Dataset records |
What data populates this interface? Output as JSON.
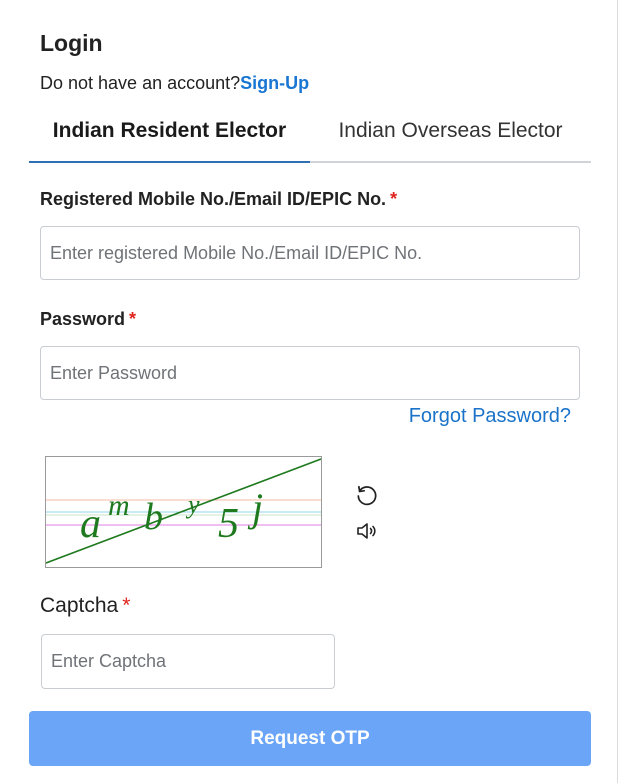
{
  "login": {
    "title": "Login",
    "signup_prompt": "Do not have an account?",
    "signup_link": "Sign-Up"
  },
  "tabs": [
    {
      "label": "Indian Resident Elector",
      "active": true
    },
    {
      "label": "Indian Overseas Elector",
      "active": false
    }
  ],
  "form": {
    "id_label": "Registered Mobile No./Email ID/EPIC No.",
    "id_placeholder": "Enter registered Mobile No./Email ID/EPIC No.",
    "id_value": "",
    "password_label": "Password",
    "password_placeholder": "Enter Password",
    "password_value": "",
    "required_mark": "*",
    "forgot_link": "Forgot Password?",
    "captcha_label": "Captcha",
    "captcha_placeholder": "Enter Captcha",
    "captcha_value": "",
    "captcha_text": "amby5j",
    "submit_label": "Request OTP"
  },
  "icons": {
    "refresh": "refresh-icon",
    "audio": "speaker-icon"
  },
  "colors": {
    "link": "#1976d2",
    "required": "#e0241b",
    "active_tab_underline": "#2f6fb3",
    "button": "#6aa5f7",
    "captcha_text": "#1f7a1f"
  }
}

WHAT YOU WILL DO |
Do not include the images; transcribe the rest of the listing exactly.

IN RESPONSE |
What data populates this interface? Output as JSON.
{
  "login": {
    "title": "Login",
    "signup_prompt": "Do not have an account?",
    "signup_link": "Sign-Up"
  },
  "tabs": [
    {
      "label": "Indian Resident Elector",
      "active": true
    },
    {
      "label": "Indian Overseas Elector",
      "active": false
    }
  ],
  "form": {
    "id_label": "Registered Mobile No./Email ID/EPIC No.",
    "id_placeholder": "Enter registered Mobile No./Email ID/EPIC No.",
    "id_value": "",
    "password_label": "Password",
    "password_placeholder": "Enter Password",
    "password_value": "",
    "required_mark": "*",
    "forgot_link": "Forgot Password?",
    "captcha_label": "Captcha",
    "captcha_placeholder": "Enter Captcha",
    "captcha_value": "",
    "captcha_text": "amby5j",
    "submit_label": "Request OTP"
  },
  "icons": {
    "refresh": "refresh-icon",
    "audio": "speaker-icon"
  },
  "colors": {
    "link": "#1976d2",
    "required": "#e0241b",
    "active_tab_underline": "#2f6fb3",
    "button": "#6aa5f7",
    "captcha_text": "#1f7a1f"
  }
}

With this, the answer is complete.